● SUPPLIED MATERIAL:
* Start *
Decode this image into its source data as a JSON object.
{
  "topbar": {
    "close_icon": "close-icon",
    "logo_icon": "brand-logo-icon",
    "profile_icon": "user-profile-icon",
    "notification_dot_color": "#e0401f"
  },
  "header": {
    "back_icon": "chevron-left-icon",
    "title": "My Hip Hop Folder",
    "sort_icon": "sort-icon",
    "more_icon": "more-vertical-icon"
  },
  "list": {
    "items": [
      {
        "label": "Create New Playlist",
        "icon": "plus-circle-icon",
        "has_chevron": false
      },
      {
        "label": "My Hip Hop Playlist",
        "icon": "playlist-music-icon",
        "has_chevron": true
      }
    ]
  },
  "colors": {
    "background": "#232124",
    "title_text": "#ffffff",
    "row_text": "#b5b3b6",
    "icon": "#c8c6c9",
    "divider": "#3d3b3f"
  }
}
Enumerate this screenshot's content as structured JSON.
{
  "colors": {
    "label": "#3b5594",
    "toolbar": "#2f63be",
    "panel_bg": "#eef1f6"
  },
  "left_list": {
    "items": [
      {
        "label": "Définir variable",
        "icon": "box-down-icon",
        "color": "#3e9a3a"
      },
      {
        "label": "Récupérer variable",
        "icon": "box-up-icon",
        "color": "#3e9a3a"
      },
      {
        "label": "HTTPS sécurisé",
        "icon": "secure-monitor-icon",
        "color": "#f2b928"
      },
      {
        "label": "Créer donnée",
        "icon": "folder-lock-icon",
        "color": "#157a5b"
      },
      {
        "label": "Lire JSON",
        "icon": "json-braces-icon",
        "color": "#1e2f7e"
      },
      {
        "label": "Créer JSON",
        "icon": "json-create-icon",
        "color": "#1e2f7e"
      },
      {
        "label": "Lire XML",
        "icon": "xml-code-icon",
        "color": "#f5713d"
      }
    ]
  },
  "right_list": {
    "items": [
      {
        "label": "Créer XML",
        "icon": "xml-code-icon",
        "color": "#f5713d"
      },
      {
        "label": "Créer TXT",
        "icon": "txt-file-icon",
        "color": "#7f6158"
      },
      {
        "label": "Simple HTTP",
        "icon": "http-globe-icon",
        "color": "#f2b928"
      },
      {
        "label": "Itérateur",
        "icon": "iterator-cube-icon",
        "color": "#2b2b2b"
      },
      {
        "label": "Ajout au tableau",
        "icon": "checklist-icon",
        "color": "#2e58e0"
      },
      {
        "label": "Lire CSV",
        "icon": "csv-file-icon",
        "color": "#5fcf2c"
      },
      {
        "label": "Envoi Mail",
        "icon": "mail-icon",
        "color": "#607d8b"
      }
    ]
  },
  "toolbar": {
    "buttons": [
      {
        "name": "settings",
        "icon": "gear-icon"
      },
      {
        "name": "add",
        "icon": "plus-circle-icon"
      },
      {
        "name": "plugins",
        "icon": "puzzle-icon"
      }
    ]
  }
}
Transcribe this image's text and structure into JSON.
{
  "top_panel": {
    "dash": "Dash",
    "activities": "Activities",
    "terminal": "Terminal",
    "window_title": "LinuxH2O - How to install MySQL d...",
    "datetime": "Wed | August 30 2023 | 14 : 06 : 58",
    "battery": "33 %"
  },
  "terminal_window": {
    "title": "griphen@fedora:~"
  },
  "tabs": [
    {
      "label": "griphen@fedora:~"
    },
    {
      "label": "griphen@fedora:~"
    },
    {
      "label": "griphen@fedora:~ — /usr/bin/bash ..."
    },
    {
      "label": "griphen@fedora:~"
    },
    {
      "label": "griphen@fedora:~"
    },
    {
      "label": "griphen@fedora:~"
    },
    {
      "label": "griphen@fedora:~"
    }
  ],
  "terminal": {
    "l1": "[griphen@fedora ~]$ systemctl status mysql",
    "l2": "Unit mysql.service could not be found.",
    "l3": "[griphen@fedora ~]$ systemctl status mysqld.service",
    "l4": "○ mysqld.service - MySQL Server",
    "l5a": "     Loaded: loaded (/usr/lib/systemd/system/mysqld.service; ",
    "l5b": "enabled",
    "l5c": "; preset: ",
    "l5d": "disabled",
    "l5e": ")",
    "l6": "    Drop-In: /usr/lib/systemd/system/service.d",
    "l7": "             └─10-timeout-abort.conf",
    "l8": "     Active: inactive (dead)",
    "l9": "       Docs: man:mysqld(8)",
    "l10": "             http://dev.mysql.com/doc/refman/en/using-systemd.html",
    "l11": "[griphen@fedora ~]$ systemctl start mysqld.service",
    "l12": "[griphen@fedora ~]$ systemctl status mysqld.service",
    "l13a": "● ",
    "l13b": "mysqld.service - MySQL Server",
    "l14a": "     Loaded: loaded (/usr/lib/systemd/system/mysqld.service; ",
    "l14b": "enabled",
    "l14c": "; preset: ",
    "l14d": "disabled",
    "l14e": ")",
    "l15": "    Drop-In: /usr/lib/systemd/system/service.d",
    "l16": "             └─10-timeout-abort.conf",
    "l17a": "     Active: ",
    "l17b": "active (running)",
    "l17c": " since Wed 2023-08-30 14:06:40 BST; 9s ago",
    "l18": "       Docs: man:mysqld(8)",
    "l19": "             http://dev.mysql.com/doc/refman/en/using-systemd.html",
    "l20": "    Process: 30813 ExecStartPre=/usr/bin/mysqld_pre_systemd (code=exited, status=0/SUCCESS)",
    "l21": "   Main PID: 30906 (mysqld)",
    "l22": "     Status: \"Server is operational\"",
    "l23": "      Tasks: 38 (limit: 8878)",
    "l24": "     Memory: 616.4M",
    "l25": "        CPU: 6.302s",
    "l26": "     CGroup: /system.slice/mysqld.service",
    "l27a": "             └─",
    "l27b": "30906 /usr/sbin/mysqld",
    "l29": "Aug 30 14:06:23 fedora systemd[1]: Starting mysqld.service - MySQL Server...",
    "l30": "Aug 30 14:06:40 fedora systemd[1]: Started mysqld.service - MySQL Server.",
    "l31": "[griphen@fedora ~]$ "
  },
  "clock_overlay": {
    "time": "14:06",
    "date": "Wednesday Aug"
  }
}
* End *
● WRITTEN TASK:
Only lines with the word "abort" are wanted, so copy each one from the records.

● ANSWER TO THIS TASK:
    "l7": "             └─10-timeout-abort.conf",
    "l16": "             └─10-timeout-abort.conf",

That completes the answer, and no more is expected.